> Description of the task: Which lines contain the word "content"? Return each of them as written.
-- start --
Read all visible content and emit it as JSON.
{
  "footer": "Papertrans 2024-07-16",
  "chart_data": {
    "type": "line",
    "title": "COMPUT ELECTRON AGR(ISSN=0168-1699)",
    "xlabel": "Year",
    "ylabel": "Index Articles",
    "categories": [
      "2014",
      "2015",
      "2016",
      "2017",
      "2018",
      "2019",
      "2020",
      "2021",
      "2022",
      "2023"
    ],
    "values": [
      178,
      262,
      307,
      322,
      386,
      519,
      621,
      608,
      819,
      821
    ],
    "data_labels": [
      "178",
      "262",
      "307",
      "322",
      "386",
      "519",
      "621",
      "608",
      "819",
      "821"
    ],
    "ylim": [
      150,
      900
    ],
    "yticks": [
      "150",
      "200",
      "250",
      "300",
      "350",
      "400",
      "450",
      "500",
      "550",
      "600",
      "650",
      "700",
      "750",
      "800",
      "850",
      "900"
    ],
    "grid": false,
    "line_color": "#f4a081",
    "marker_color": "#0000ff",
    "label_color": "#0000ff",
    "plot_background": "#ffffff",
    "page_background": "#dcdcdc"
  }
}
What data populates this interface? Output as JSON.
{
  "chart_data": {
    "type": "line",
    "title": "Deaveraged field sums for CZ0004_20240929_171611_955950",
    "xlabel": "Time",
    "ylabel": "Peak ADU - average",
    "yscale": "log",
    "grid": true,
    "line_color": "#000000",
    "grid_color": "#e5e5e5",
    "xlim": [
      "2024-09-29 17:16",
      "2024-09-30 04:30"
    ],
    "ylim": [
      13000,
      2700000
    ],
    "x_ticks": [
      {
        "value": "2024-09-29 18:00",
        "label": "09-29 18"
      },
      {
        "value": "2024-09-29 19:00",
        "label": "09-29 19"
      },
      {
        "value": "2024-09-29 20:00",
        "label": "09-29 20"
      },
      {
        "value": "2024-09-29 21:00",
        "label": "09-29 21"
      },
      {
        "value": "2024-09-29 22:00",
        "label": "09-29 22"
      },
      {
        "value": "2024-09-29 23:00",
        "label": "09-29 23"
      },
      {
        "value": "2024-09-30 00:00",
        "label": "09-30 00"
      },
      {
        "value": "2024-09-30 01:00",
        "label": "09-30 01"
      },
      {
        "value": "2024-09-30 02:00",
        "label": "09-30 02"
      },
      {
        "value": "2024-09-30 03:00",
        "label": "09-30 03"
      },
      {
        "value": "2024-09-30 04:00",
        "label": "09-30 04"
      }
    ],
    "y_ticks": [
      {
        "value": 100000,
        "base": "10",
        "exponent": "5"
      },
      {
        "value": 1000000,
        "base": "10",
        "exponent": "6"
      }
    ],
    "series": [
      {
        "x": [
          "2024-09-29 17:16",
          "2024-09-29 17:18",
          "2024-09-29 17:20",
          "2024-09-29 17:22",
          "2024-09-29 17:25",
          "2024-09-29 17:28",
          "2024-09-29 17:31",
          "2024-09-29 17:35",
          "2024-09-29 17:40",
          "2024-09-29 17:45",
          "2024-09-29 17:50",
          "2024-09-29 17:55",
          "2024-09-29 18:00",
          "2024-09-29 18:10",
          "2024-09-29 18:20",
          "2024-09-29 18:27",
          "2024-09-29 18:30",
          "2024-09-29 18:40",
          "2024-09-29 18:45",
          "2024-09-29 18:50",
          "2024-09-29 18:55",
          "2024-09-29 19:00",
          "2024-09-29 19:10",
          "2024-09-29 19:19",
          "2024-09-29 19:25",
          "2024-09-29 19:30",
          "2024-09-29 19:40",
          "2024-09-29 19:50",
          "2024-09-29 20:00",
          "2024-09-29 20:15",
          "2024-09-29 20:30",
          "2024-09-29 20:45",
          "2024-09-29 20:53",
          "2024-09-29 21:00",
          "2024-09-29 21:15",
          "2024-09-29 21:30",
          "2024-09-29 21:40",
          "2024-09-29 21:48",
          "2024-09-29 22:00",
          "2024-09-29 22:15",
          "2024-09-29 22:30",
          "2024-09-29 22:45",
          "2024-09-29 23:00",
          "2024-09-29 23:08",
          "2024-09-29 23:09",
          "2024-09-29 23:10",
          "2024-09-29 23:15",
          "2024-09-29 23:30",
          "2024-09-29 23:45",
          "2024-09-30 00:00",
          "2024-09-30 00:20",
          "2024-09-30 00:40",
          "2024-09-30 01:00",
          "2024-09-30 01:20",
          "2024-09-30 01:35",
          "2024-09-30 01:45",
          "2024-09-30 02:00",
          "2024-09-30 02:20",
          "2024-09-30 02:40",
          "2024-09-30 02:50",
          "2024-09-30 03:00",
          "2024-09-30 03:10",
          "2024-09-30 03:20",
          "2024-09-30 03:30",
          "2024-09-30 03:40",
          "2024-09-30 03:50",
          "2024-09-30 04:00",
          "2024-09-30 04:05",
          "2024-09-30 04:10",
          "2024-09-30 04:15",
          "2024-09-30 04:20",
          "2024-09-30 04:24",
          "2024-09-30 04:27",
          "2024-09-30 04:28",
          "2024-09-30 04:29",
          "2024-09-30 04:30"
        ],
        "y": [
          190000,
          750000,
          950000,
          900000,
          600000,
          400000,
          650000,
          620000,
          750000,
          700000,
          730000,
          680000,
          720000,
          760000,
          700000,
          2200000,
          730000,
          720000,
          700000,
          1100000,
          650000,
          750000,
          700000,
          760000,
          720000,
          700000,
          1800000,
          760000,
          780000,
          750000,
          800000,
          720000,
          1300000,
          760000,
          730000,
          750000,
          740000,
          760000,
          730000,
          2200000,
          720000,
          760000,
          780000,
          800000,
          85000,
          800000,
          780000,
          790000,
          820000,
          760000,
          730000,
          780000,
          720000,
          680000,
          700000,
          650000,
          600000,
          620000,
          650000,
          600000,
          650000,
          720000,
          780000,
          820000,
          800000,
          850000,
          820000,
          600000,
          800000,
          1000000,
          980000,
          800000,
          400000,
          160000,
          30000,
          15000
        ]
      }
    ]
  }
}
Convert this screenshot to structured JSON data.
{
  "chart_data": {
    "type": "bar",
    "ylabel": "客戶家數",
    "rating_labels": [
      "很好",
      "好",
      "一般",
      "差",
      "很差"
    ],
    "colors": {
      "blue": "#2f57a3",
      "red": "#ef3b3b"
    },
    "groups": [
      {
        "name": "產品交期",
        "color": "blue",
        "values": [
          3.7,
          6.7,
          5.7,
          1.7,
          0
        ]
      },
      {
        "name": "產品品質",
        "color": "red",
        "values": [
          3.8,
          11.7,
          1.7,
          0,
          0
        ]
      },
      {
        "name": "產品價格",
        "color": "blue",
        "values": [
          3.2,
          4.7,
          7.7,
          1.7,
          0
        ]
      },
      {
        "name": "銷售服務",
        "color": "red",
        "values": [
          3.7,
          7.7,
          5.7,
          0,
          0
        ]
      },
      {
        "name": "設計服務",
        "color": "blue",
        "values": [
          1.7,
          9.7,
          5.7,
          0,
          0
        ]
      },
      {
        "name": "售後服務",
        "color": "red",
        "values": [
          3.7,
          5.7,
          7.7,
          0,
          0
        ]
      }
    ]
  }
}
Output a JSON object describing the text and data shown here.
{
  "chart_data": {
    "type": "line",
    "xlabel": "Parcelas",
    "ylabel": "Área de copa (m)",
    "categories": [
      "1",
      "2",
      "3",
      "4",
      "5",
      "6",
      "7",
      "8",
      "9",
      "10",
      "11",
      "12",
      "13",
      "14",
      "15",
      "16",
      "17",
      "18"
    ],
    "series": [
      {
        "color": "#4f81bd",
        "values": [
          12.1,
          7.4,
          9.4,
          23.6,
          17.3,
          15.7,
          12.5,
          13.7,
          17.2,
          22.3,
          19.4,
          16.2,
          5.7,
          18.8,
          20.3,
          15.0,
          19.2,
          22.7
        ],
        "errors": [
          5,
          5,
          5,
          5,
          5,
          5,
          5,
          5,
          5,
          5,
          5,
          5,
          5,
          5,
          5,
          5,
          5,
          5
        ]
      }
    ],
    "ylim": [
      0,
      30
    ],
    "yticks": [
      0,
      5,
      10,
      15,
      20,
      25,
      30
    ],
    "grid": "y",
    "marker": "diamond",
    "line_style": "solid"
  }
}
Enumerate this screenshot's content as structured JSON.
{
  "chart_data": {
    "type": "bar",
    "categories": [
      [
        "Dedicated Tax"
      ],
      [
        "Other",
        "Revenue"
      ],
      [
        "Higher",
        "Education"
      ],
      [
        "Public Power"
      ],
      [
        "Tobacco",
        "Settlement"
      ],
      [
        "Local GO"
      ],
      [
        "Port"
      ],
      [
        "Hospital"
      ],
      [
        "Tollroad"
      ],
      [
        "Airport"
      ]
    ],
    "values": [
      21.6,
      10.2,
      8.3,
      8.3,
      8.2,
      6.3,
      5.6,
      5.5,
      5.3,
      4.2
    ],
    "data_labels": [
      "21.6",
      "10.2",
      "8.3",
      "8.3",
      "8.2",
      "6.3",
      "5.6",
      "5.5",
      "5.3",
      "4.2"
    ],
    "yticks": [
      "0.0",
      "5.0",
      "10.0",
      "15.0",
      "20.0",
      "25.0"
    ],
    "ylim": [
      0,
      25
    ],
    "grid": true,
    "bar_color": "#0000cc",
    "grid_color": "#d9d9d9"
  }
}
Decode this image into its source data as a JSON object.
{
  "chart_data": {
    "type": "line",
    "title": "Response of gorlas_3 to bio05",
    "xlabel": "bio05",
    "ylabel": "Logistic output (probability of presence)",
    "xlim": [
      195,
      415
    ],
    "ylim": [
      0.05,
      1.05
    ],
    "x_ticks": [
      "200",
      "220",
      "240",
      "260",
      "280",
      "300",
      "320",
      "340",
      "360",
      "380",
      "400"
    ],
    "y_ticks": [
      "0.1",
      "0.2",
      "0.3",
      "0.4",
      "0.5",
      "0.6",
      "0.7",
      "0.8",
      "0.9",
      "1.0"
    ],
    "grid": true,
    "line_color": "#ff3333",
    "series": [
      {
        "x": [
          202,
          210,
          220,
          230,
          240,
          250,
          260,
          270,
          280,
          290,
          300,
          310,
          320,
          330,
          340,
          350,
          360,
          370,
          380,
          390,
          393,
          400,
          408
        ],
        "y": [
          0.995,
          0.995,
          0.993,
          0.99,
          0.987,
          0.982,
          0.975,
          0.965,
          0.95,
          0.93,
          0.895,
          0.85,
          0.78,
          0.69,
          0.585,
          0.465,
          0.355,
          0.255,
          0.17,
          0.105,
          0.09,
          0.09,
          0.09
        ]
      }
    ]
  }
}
-- end --
> Reply:
Read all visible content and emit it as JSON.
Enumerate this screenshot's content as structured JSON.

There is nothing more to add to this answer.